Please write out the material that follows, exactly as it stands.

##### Record set

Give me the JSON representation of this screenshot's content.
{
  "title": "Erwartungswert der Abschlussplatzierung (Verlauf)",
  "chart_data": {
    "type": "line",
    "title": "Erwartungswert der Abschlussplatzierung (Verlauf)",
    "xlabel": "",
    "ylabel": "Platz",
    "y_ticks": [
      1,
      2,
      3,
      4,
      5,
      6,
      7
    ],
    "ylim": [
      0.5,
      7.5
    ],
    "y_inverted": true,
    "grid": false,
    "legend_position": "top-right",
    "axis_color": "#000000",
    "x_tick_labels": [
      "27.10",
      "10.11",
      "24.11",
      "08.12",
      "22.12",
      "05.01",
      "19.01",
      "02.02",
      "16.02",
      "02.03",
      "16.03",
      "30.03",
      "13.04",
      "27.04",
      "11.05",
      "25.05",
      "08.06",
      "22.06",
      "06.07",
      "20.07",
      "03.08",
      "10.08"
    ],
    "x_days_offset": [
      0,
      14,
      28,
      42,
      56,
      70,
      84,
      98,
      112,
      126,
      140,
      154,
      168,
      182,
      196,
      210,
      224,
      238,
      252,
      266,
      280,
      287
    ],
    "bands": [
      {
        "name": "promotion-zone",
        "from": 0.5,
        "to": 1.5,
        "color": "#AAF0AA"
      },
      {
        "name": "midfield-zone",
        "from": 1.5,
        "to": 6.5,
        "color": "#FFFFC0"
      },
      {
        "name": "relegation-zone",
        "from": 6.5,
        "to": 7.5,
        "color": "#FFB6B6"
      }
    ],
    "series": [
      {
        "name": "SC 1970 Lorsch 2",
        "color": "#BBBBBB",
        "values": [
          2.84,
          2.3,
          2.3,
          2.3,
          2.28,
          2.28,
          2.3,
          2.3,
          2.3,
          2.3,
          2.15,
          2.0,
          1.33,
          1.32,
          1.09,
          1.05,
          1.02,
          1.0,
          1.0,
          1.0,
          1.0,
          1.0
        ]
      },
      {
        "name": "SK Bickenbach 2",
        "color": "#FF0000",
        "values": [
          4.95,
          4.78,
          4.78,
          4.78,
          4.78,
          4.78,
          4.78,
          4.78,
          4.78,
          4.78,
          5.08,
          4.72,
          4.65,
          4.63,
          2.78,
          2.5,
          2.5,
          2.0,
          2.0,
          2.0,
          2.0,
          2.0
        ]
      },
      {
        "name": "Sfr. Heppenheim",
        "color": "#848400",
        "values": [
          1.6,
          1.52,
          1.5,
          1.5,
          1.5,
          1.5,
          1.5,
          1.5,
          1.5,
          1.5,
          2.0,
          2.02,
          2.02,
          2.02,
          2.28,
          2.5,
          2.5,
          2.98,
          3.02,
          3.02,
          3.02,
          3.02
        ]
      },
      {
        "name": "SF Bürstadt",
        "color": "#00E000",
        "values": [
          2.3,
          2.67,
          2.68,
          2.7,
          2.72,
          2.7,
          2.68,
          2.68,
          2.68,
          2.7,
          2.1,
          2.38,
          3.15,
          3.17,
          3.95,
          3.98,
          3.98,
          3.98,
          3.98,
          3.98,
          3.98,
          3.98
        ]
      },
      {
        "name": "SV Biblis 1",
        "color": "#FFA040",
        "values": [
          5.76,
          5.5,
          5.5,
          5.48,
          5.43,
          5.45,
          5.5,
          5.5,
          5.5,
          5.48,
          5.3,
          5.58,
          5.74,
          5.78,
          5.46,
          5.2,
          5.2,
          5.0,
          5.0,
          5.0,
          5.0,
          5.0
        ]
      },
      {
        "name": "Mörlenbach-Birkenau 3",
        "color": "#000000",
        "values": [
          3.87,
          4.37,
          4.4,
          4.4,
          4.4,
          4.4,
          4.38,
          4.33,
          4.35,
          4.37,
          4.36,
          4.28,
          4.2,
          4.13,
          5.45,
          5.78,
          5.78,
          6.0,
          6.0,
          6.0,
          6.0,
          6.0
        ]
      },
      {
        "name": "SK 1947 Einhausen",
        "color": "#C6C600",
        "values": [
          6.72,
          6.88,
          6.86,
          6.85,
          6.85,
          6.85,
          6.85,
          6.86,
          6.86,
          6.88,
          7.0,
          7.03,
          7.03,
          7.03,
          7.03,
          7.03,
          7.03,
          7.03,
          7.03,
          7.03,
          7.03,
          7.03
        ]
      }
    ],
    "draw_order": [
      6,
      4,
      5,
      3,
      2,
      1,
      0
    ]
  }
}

##########

* Finished exercise
Give me the JSON representation of this screenshot's content.
{
  "title": "Erwartungswert der Abschlussplatzierung (Verlauf)",
  "chart_data": {
    "type": "line",
    "title": "Erwartungswert der Abschlussplatzierung (Verlauf)",
    "xlabel": "",
    "ylabel": "Platz",
    "y_ticks": [
      1,
      2,
      3,
      4,
      5,
      6,
      7
    ],
    "ylim": [
      0.5,
      7.5
    ],
    "y_inverted": true,
    "grid": false,
    "legend_position": "top-right",
    "axis_color": "#000000",
    "x_tick_labels": [
      "27.10",
      "10.11",
      "24.11",
      "08.12",
      "22.12",
      "05.01",
      "19.01",
      "02.02",
      "16.02",
      "02.03",
      "16.03",
      "30.03",
      "13.04",
      "27.04",
      "11.05",
      "25.05",
      "08.06",
      "22.06",
      "06.07",
      "20.07",
      "03.08",
      "10.08"
    ],
    "x_days_offset": [
      0,
      14,
      28,
      42,
      56,
      70,
      84,
      98,
      112,
      126,
      140,
      154,
      168,
      182,
      196,
      210,
      224,
      238,
      252,
      266,
      280,
      287
    ],
    "bands": [
      {
        "name": "promotion-zone",
        "from": 0.5,
        "to": 1.5,
        "color": "#AAF0AA"
      },
      {
        "name": "midfield-zone",
        "from": 1.5,
        "to": 6.5,
        "color": "#FFFFC0"
      },
      {
        "name": "relegation-zone",
        "from": 6.5,
        "to": 7.5,
        "color": "#FFB6B6"
      }
    ],
    "series": [
      {
        "name": "SC 1970 Lorsch 2",
        "color": "#BBBBBB",
        "values": [
          2.84,
          2.3,
          2.3,
          2.3,
          2.28,
          2.28,
          2.3,
          2.3,
          2.3,
          2.3,
          2.15,
          2.0,
          1.33,
          1.32,
          1.09,
          1.05,
          1.02,
          1.0,
          1.0,
          1.0,
          1.0,
          1.0
        ]
      },
      {
        "name": "SK Bickenbach 2",
        "color": "#FF0000",
        "values": [
          4.95,
          4.78,
          4.78,
          4.78,
          4.78,
          4.78,
          4.78,
          4.78,
          4.78,
          4.78,
          5.08,
          4.72,
          4.65,
          4.63,
          2.78,
          2.5,
          2.5,
          2.0,
          2.0,
          2.0,
          2.0,
          2.0
        ]
      },
      {
        "name": "Sfr. Heppenheim",
        "color": "#848400",
        "values": [
          1.6,
          1.52,
          1.5,
          1.5,
          1.5,
          1.5,
          1.5,
          1.5,
          1.5,
          1.5,
          2.0,
          2.02,
          2.02,
          2.02,
          2.28,
          2.5,
          2.5,
          2.98,
          3.02,
          3.02,
          3.02,
          3.02
        ]
      },
      {
        "name": "SF Bürstadt",
        "color": "#00E000",
        "values": [
          2.3,
          2.67,
          2.68,
          2.7,
          2.72,
          2.7,
          2.68,
          2.68,
          2.68,
          2.7,
          2.1,
          2.38,
          3.15,
          3.17,
          3.95,
          3.98,
          3.98,
          3.98,
          3.98,
          3.98,
          3.98,
          3.98
        ]
      },
      {
        "name": "SV Biblis 1",
        "color": "#FFA040",
        "values": [
          5.76,
          5.5,
          5.5,
          5.48,
          5.43,
          5.45,
          5.5,
          5.5,
          5.5,
          5.48,
          5.3,
          5.58,
          5.74,
          5.78,
          5.46,
          5.2,
          5.2,
          5.0,
          5.0,
          5.0,
          5.0,
          5.0
        ]
      },
      {
        "name": "Mörlenbach-Birkenau 3",
        "color": "#000000",
        "values": [
          3.87,
          4.37,
          4.4,
          4.4,
          4.4,
          4.4,
          4.38,
          4.33,
          4.35,
          4.37,
          4.36,
          4.28,
          4.2,
          4.13,
          5.45,
          5.78,
          5.78,
          6.0,
          6.0,
          6.0,
          6.0,
          6.0
        ]
      },
      {
        "name": "SK 1947 Einhausen",
        "color": "#C6C600",
        "values": [
          6.72,
          6.88,
          6.86,
          6.85,
          6.85,
          6.85,
          6.85,
          6.86,
          6.86,
          6.88,
          7.0,
          7.03,
          7.03,
          7.03,
          7.03,
          7.03,
          7.03,
          7.03,
          7.03,
          7.03,
          7.03,
          7.03
        ]
      }
    ],
    "draw_order": [
      6,
      4,
      5,
      3,
      2,
      1,
      0
    ]
  }
}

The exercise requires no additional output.